С присущим для елизаветинцев свободным отношением к заимствованию Донн взял у Овидия некоторых персонажей и ряд ситуаций. Так, в элегиях английского поэта появились и неумолимый привратник, и старый ревнивый муж, и обученная героем любовному искусству девица, которая, познав всю прелесть «страсти нежной», изменила ему, и возлюбленная, снимающая платье. Однако все это полностью переосмыслено Донном и служит материалом для вполне самобытных стихотворений.

Вместо Рима эпохи Августа в элегиях Донна возник современный ему Лондон с типично английскими нравами и обычаями. Так, например, стерегущий девушку громадный детина-привратник, который произносит имя Божье лишь в ругательствах, ничем не похож на евнуха из стихов Овидия и скорее напоминает комический персонаж елизаветинского театра, а одежды, которая одна за другой возлюбленная сбрасывает с себя, полностью соответствуют господствовавшей тогда в лондонском свете моде. Гладкий и отточенный стих Овидия, плавное движение его мысли, обстоятельность повествования римского поэта сменились у Донна нервной динамикой драматического монолога.

Но главным отличием Донна от Овидия, автора «Любовных элегий», было иное отношение к чувству. Приняв идею любви как забавной игры, Донн лишил ее характерной для Овидия эстетизации и переосмыслил в духе своего времени. Надевший маску циника лирический герой элегий исповедовал доктрину вульгарного материализма, которая в Англии тех лет часто ассоциировалась с учением Макиавелли. Согласно так понятой доктрине итальянского мыслителя, место высших духовных ценностей заняли чувственные аппетиты, а природа каждого человека диктовала ему собственные законы поведения, свою мораль. Шекспировский Эдмунд («Король Лир») с афористической точностью выразил суть таких взглядов, сказав: «Природа, ты моя богиня». Герой же одной из элегий Донна («Изменчивость» — Change), отстаивая женское непостоянство в любви, с мальчишеским озорством сравнил женщину с самками животных, меняющих партнеров по первой прихоти, с морем, в которое впадают многие реки:

Смердящий запах у стоячих вод, Но и в морях порой гниет вода. Не лучше ли, когда кочуют струи От брега к брегу, ласки им даруя? Изменчивость — источник всех отрад, Суть музыки и вечности уклад.

- _ИСХОДНЫЙ ЛИСТИНГ_:
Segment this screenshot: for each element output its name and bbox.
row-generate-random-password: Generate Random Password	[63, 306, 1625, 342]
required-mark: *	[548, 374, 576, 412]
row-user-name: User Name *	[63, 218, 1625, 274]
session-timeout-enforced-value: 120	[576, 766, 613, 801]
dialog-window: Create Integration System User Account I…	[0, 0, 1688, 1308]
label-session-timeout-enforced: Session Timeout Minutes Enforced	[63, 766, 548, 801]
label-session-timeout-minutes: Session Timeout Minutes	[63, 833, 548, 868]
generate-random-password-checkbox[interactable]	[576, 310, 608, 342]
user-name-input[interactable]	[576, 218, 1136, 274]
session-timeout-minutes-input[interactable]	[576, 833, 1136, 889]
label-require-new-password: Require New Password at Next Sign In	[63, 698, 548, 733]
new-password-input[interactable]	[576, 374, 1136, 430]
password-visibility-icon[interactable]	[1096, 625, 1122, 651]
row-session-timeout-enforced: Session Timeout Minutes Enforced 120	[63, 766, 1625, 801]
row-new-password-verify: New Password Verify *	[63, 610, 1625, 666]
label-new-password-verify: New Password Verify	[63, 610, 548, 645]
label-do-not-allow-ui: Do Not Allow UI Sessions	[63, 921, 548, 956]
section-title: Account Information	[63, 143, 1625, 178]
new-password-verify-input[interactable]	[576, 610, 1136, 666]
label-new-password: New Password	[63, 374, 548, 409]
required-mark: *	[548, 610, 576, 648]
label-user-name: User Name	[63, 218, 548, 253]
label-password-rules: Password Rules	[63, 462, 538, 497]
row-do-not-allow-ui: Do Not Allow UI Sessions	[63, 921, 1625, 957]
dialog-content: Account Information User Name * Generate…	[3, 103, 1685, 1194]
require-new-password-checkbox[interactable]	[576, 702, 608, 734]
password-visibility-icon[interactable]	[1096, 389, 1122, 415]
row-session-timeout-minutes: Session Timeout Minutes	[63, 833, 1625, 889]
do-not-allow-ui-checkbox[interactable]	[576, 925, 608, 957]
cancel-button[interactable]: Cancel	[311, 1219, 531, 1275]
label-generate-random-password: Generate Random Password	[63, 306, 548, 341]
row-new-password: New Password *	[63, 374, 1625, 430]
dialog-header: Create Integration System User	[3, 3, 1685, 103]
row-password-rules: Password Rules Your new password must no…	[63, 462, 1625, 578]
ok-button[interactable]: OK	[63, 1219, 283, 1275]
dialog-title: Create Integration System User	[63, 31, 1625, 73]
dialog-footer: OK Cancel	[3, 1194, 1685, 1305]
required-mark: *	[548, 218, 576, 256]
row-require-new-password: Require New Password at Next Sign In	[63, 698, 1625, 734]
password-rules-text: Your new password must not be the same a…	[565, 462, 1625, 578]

- _ЧТО НУЖНО СДЕЛАТЬ_:
**1.** Воспроизведите из отрывка о Донне и Овидии часть от «Смердящий запах у» до «и вечности уклад.».
**2.** Продолжите отрывок о Донне и Овидии после его последнего предложения.
Листинг здесь ни при чем.

- _ОТВЕТЫ К УПРАЖНЕНИЮ_:
**1.**
Смердящий запах у стоячих вод, Но и в морях порой гниет вода. Не лучше ли, когда кочуют струи От брега к брегу, ласки им даруя? Изменчивость — источник всех отрад, Суть музыки и вечности уклад.

**2.**
В споре с петраркистами Донн не просто снизил образ прекрасной и недоступной возлюбленной, но и дерзко описал плотские радости любви. В его элегиях все словно перевернуто с ног на голову, и вместо холодной и далекой от героя дамы и ее томного воздыхателя читатели увидели вполне сговорчивую ветреницу и ее ловкого и самоуверенного соблазнителя. Собственно говоря, дама в элегиях Донна, как правило, пассивна и молчалива, зато герой очень речист и весьма активен. Написанные от лица такого героя, стихи поэта полны юношеского озорства и порой даже почти хулиганского задора. Герой элегий, явно эпатируя читателей, рассказывает о том, как возлюбленная, ложась вместе с ним в постель, снимает одну одежду за другой; как, дав волю рукам, он «путешествует» по ее обнаженному телу, которое он вызывающе сравнивает с географической картой; или с улыбкой описывает любовные утехи, вслед за Овидием уподобляя их войне, где люди не гибнут, но обретают жизнь:

Там убивают смертных — здесь плодят. Для ратных дел бойцы мы никакие; Но, может, наши отпрыски лихие Сгодятся в строй. Не всем же воевать: Кому-то надо и клинки ковать; Есть мастера щитов, доспехов, ранцев... Давай с тобою делать новобранцев!

Строки поэта пестрят дерзко изобретательными каламбурами, намеренную непристойность которых скрашивает их отчаянно веселая смелость. Быть может, не все тут в равной мере удалось поэту. Как считают некоторые критики, ему порой изменял вкус.[1853] Но ведь ничего подобного поэзия елизаветинцев до той поры не знала. Некоторые строки Донна были настолько откровенны, что цензура выкинула пять элегий из первых изданий его стихов.